*PROBLEM DETAILS*
Copy each line below that includes "acide".

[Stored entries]
-- -- --
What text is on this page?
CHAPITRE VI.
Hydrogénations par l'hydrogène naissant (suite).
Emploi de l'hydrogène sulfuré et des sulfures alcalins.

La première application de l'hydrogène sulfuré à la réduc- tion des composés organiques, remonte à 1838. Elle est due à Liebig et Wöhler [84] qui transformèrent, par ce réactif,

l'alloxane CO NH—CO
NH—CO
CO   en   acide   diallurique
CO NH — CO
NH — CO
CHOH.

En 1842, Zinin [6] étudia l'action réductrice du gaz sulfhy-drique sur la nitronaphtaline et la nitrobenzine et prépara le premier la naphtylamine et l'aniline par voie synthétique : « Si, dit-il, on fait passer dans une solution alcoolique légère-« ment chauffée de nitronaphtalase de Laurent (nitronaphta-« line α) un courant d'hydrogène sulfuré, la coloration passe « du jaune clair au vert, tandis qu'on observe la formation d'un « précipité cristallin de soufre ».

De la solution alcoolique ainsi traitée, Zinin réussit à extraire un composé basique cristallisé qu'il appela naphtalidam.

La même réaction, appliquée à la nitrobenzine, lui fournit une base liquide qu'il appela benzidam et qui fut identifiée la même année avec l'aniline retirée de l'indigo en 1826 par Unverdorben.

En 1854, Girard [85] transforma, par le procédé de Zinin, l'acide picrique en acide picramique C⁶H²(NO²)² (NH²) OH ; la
-- -- --
*FINAL RESULT*
CO   en   acide   diallurique
En 1854, Girard [85] transforma, par le procédé de Zinin, l'acide picrique en acide picramique C⁶H²(NO²)² (NH²) OH ; la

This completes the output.